- _AIM_: Below are some entries; can you quote all of them exactly?

[Stored data]

▼

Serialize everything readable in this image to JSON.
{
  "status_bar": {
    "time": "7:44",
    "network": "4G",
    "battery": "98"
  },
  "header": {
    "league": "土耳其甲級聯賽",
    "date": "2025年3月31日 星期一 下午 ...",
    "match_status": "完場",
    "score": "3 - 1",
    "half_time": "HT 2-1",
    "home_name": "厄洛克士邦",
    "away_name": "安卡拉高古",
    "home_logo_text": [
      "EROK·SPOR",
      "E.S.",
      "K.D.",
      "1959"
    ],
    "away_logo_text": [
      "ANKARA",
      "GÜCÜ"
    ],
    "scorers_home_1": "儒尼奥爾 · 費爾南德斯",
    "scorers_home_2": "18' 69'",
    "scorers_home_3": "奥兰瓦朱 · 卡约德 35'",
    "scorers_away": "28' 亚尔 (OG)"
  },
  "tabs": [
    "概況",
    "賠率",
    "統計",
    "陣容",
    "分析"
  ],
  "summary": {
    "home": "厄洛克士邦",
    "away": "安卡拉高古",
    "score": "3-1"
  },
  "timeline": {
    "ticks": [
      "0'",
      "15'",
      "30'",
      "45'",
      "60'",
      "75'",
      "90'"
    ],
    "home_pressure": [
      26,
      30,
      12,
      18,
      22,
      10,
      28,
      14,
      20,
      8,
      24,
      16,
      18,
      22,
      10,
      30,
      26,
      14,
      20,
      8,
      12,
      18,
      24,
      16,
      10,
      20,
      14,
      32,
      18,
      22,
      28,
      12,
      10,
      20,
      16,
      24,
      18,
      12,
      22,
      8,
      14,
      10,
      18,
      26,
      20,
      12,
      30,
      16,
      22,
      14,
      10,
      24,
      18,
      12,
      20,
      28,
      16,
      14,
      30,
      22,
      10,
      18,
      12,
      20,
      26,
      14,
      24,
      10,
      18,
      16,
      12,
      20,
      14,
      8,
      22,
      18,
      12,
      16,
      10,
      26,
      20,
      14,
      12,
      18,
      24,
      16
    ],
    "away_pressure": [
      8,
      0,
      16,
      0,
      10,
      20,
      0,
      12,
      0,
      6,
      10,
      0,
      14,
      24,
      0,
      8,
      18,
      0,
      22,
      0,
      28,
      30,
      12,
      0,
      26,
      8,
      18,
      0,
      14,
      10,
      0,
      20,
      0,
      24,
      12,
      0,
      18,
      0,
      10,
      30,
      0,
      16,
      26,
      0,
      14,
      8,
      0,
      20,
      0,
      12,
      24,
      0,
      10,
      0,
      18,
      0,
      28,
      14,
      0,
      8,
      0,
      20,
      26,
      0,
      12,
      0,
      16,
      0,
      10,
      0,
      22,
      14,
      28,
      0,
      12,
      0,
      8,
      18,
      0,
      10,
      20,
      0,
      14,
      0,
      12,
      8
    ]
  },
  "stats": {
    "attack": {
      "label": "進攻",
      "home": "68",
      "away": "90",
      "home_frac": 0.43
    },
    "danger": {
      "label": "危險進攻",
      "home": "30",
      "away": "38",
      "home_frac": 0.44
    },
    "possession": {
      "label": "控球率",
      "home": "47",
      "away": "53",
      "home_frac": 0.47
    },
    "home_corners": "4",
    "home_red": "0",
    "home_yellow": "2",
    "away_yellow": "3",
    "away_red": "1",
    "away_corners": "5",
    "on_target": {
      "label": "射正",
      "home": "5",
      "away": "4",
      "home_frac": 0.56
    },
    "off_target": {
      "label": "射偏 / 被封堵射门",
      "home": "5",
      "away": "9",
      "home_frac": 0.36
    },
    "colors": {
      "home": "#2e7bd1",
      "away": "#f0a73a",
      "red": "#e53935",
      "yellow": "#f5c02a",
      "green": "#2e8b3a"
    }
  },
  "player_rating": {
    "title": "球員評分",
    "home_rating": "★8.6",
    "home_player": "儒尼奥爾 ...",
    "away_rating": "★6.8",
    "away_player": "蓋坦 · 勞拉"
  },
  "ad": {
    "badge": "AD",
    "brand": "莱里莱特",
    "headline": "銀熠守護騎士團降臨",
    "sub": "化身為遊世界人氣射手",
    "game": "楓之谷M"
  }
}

▲

- _RESULT_:
Serialize everything readable in this image to JSON.
{
  "status_bar": {
    "time": "7:44",
    "network": "4G",
    "battery": "98"
  },
  "header": {
    "league": "土耳其甲級聯賽",
    "date": "2025年3月31日 星期一 下午 ...",
    "match_status": "完場",
    "score": "3 - 1",
    "half_time": "HT 2-1",
    "home_name": "厄洛克士邦",
    "away_name": "安卡拉高古",
    "home_logo_text": [
      "EROK·SPOR",
      "E.S.",
      "K.D.",
      "1959"
    ],
    "away_logo_text": [
      "ANKARA",
      "GÜCÜ"
    ],
    "scorers_home_1": "儒尼奥爾 · 費爾南德斯",
    "scorers_home_2": "18' 69'",
    "scorers_home_3": "奥兰瓦朱 · 卡约德 35'",
    "scorers_away": "28' 亚尔 (OG)"
  },
  "tabs": [
    "概況",
    "賠率",
    "統計",
    "陣容",
    "分析"
  ],
  "summary": {
    "home": "厄洛克士邦",
    "away": "安卡拉高古",
    "score": "3-1"
  },
  "timeline": {
    "ticks": [
      "0'",
      "15'",
      "30'",
      "45'",
      "60'",
      "75'",
      "90'"
    ],
    "home_pressure": [
      26,
      30,
      12,
      18,
      22,
      10,
      28,
      14,
      20,
      8,
      24,
      16,
      18,
      22,
      10,
      30,
      26,
      14,
      20,
      8,
      12,
      18,
      24,
      16,
      10,
      20,
      14,
      32,
      18,
      22,
      28,
      12,
      10,
      20,
      16,
      24,
      18,
      12,
      22,
      8,
      14,
      10,
      18,
      26,
      20,
      12,
      30,
      16,
      22,
      14,
      10,
      24,
      18,
      12,
      20,
      28,
      16,
      14,
      30,
      22,
      10,
      18,
      12,
      20,
      26,
      14,
      24,
      10,
      18,
      16,
      12,
      20,
      14,
      8,
      22,
      18,
      12,
      16,
      10,
      26,
      20,
      14,
      12,
      18,
      24,
      16
    ],
    "away_pressure": [
      8,
      0,
      16,
      0,
      10,
      20,
      0,
      12,
      0,
      6,
      10,
      0,
      14,
      24,
      0,
      8,
      18,
      0,
      22,
      0,
      28,
      30,
      12,
      0,
      26,
      8,
      18,
      0,
      14,
      10,
      0,
      20,
      0,
      24,
      12,
      0,
      18,
      0,
      10,
      30,
      0,
      16,
      26,
      0,
      14,
      8,
      0,
      20,
      0,
      12,
      24,
      0,
      10,
      0,
      18,
      0,
      28,
      14,
      0,
      8,
      0,
      20,
      26,
      0,
      12,
      0,
      16,
      0,
      10,
      0,
      22,
      14,
      28,
      0,
      12,
      0,
      8,
      18,
      0,
      10,
      20,
      0,
      14,
      0,
      12,
      8
    ]
  },
  "stats": {
    "attack": {
      "label": "進攻",
      "home": "68",
      "away": "90",
      "home_frac": 0.43
    },
    "danger": {
      "label": "危險進攻",
      "home": "30",
      "away": "38",
      "home_frac": 0.44
    },
    "possession": {
      "label": "控球率",
      "home": "47",
      "away": "53",
      "home_frac": 0.47
    },
    "home_corners": "4",
    "home_red": "0",
    "home_yellow": "2",
    "away_yellow": "3",
    "away_red": "1",
    "away_corners": "5",
    "on_target": {
      "label": "射正",
      "home": "5",
      "away": "4",
      "home_frac": 0.56
    },
    "off_target": {
      "label": "射偏 / 被封堵射门",
      "home": "5",
      "away": "9",
      "home_frac": 0.36
    },
    "colors": {
      "home": "#2e7bd1",
      "away": "#f0a73a",
      "red": "#e53935",
      "yellow": "#f5c02a",
      "green": "#2e8b3a"
    }
  },
  "player_rating": {
    "title": "球員評分",
    "home_rating": "★8.6",
    "home_player": "儒尼奥爾 ...",
    "away_rating": "★6.8",
    "away_player": "蓋坦 · 勞拉"
  },
  "ad": {
    "badge": "AD",
    "brand": "莱里莱特",
    "headline": "銀熠守護騎士團降臨",
    "sub": "化身為遊世界人氣射手",
    "game": "楓之谷M"
  }
}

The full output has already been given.